STATED GOAL — Copy every line of the entries that includes the word "conoscenza".

** Begin INPUT ROWS **

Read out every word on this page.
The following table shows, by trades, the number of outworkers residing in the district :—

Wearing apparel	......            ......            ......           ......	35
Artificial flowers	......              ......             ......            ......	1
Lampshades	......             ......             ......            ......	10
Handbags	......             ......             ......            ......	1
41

** End INPUT ROWS **
** Begin INPUT ROWS **

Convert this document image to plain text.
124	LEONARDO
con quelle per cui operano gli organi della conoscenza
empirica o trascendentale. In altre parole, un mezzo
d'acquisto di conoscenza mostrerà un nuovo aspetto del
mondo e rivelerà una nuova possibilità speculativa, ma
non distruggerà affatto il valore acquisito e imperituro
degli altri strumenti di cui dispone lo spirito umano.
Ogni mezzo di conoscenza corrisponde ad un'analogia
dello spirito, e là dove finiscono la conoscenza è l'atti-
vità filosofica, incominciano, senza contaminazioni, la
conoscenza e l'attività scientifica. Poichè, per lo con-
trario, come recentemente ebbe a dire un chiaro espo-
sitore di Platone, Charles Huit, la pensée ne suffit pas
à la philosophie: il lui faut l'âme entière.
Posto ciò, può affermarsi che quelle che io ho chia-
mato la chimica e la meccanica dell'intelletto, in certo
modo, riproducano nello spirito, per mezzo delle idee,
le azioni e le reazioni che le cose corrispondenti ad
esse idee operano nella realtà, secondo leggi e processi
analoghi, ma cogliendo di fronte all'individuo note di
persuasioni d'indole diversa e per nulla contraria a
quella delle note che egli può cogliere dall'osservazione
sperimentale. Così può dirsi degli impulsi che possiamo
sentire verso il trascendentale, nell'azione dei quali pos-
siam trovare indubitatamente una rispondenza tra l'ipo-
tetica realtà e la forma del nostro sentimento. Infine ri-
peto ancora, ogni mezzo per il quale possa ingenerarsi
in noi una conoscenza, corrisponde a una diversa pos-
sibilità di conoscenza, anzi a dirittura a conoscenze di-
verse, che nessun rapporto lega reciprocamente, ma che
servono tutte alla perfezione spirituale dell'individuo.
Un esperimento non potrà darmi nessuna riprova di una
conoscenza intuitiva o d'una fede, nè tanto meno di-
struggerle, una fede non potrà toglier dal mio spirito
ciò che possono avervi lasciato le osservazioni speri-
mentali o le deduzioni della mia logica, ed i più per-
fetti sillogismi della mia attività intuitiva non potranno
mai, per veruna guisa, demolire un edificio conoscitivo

** End INPUT ROWS **

ANSWER IN FULL —
con quelle per cui operano gli organi della conoscenza
d'acquisto di conoscenza mostrerà un nuovo aspetto del
Ogni mezzo di conoscenza corrisponde ad un'analogia
dello spirito, e là dove finiscono la conoscenza è l'atti-
conoscenza e l'attività scientifica. Poichè, per lo con-
in noi una conoscenza, corrisponde a una diversa pos-
sibilità di conoscenza, anzi a dirittura a conoscenze di-
conoscenza intuitiva o d'una fede, nè tanto meno di-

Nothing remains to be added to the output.